_To be done_:
Look through the data below. Show each line where the string "très" occurs.

_Records for this exercise_:

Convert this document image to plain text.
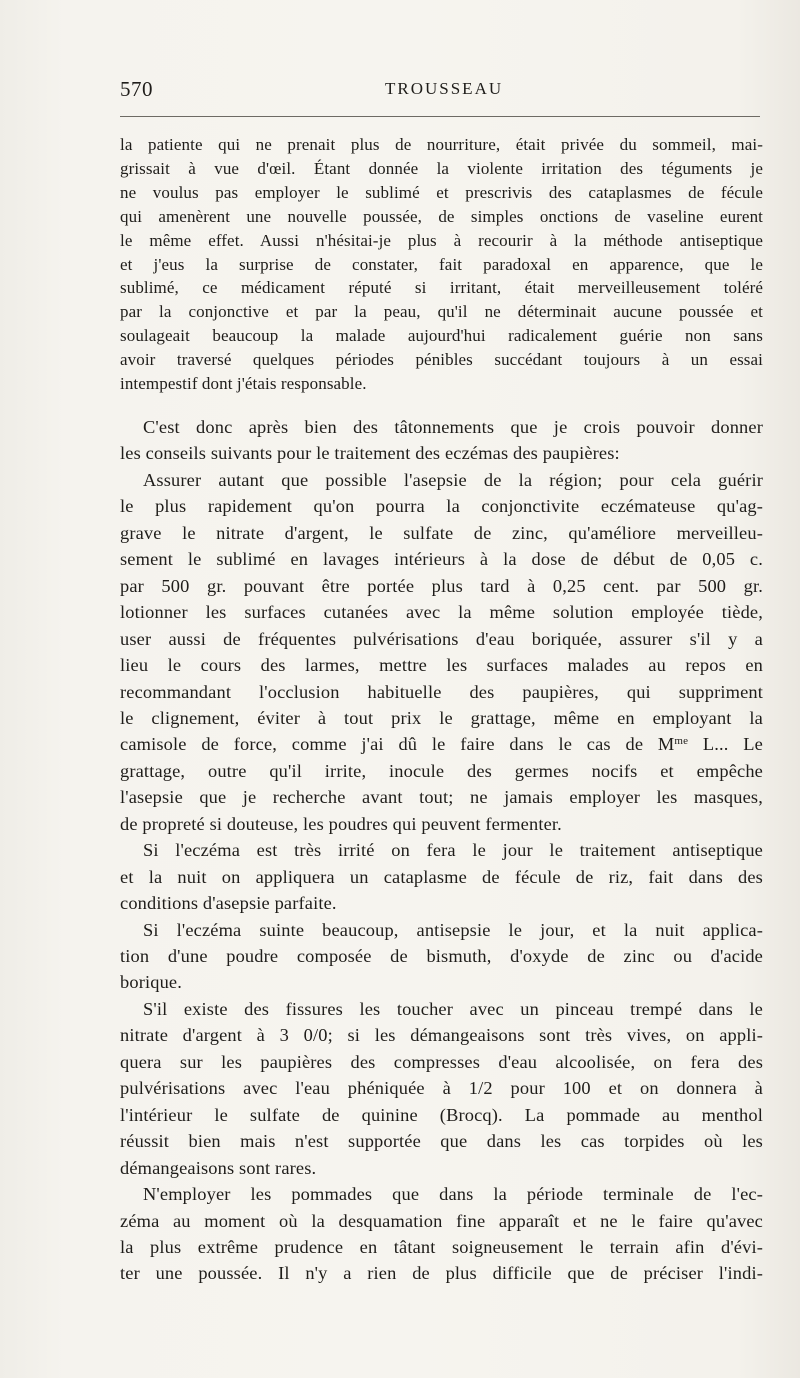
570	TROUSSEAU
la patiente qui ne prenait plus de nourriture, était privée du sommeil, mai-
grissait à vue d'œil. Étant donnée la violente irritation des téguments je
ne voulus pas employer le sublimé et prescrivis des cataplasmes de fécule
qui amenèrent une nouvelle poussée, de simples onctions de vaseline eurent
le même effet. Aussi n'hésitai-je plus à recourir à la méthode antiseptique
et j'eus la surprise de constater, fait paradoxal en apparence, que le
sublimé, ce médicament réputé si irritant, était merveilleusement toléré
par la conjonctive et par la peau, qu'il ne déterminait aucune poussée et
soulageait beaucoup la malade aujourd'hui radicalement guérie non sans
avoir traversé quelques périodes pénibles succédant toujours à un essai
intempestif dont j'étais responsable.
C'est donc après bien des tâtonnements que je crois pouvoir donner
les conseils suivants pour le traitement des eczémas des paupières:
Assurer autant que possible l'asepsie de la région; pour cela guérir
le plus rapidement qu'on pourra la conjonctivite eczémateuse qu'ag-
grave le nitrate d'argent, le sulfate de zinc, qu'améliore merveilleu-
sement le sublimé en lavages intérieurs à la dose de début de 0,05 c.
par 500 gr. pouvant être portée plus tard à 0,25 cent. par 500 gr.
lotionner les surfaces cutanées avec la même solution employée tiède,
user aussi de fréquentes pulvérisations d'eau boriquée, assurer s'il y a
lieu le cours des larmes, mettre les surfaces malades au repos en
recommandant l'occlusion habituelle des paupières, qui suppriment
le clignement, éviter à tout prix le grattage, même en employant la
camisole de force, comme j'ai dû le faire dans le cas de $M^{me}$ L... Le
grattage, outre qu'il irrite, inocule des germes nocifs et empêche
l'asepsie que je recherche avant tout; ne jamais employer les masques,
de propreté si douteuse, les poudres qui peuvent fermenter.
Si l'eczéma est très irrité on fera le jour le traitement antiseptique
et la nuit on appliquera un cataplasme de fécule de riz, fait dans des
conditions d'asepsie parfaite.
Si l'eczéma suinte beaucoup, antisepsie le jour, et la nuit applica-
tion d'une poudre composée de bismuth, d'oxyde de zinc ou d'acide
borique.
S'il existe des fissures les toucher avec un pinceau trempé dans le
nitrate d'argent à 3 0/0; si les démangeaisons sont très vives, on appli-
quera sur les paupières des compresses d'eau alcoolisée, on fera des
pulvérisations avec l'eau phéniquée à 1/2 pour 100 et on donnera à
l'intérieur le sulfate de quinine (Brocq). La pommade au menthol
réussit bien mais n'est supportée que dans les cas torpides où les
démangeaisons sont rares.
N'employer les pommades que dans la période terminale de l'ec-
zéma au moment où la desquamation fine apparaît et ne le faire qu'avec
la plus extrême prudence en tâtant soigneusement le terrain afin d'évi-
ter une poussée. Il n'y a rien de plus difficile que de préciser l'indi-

...

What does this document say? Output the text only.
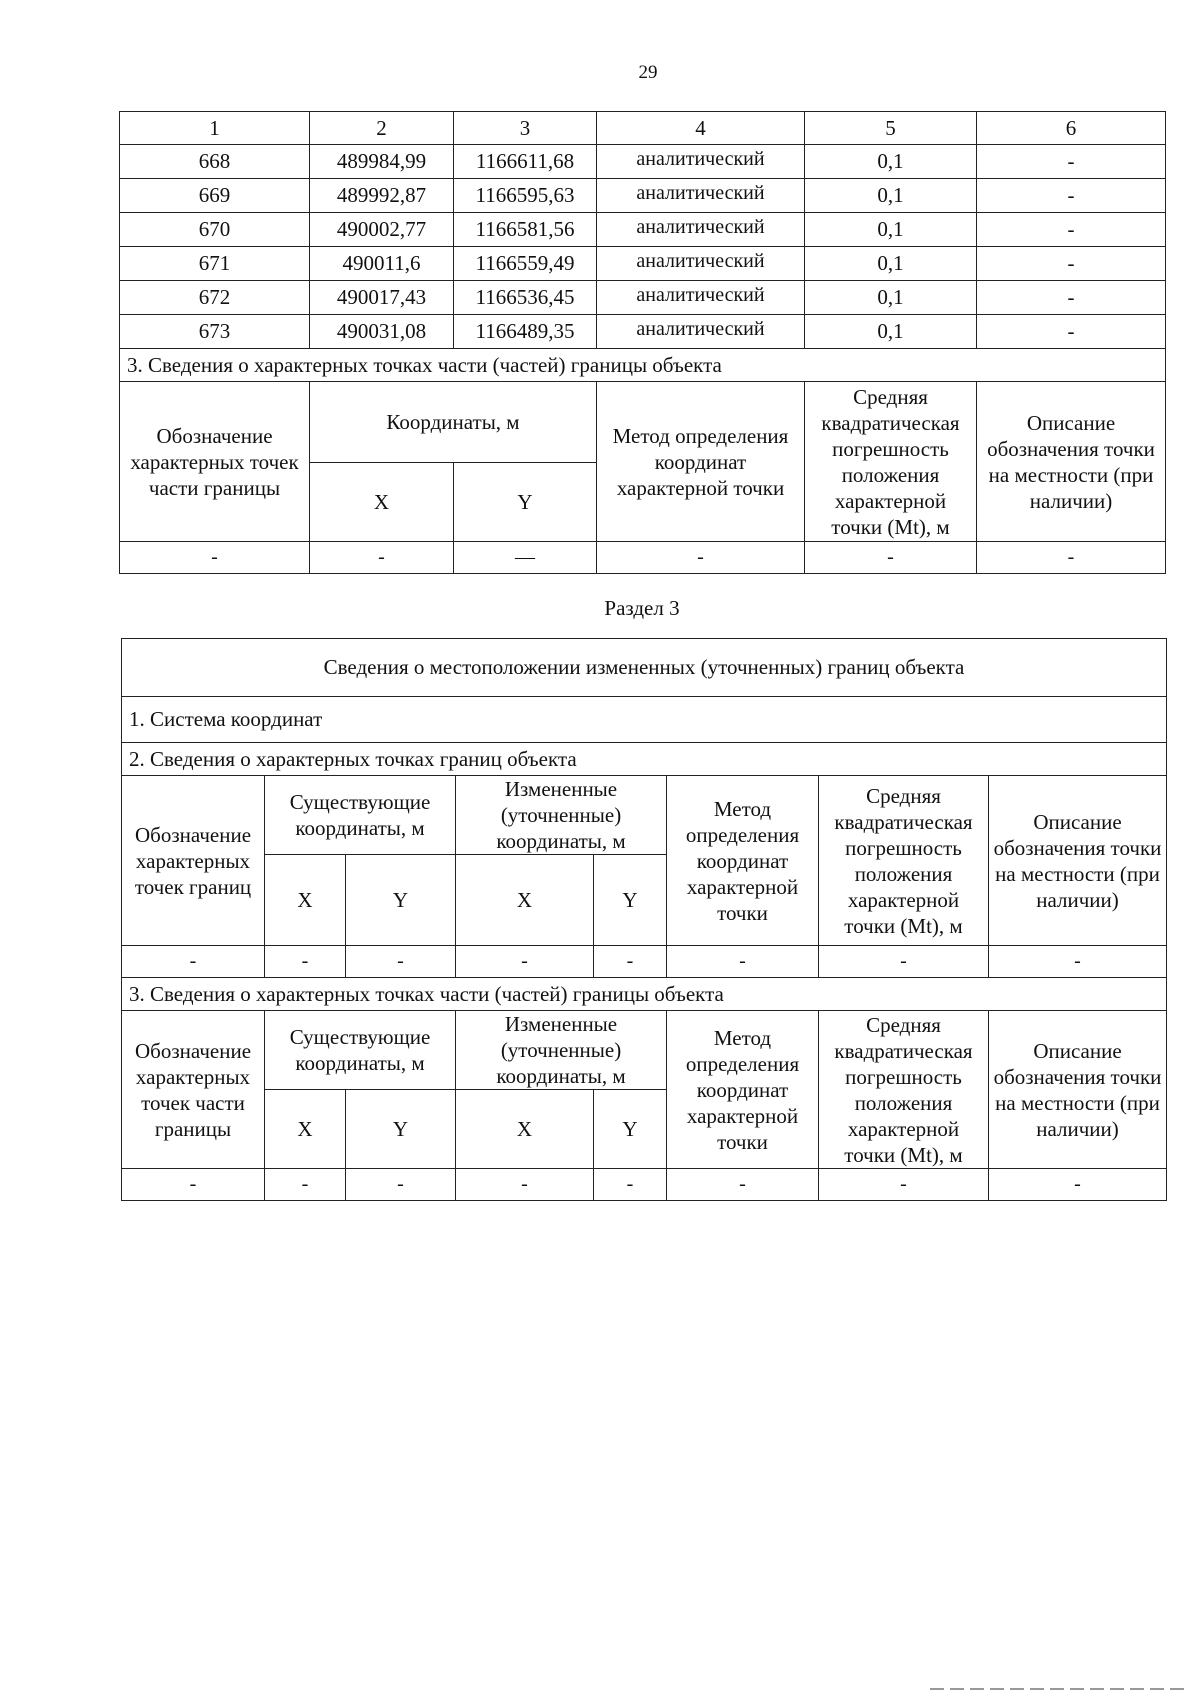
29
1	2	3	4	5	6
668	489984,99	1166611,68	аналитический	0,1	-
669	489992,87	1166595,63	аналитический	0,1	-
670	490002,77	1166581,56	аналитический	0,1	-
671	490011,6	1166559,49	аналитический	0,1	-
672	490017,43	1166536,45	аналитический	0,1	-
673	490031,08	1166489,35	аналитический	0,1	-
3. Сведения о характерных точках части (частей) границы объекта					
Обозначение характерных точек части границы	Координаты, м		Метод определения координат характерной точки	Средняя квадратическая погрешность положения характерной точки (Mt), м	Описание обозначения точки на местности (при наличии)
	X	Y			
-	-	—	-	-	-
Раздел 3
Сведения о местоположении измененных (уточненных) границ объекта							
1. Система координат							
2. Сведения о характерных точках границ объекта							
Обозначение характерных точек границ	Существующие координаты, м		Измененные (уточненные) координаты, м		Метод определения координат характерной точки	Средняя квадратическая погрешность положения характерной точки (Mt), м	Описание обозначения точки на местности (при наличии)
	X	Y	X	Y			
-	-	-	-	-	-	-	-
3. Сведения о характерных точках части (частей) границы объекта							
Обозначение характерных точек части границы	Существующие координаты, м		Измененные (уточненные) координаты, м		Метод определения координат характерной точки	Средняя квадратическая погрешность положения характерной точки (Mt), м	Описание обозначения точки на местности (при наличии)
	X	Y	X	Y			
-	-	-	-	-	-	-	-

_Finished answer_:
Si l'eczéma est très irrité on fera le jour le traitement antiseptique
nitrate d'argent à 3 0/0; si les démangeaisons sont très vives, on appli-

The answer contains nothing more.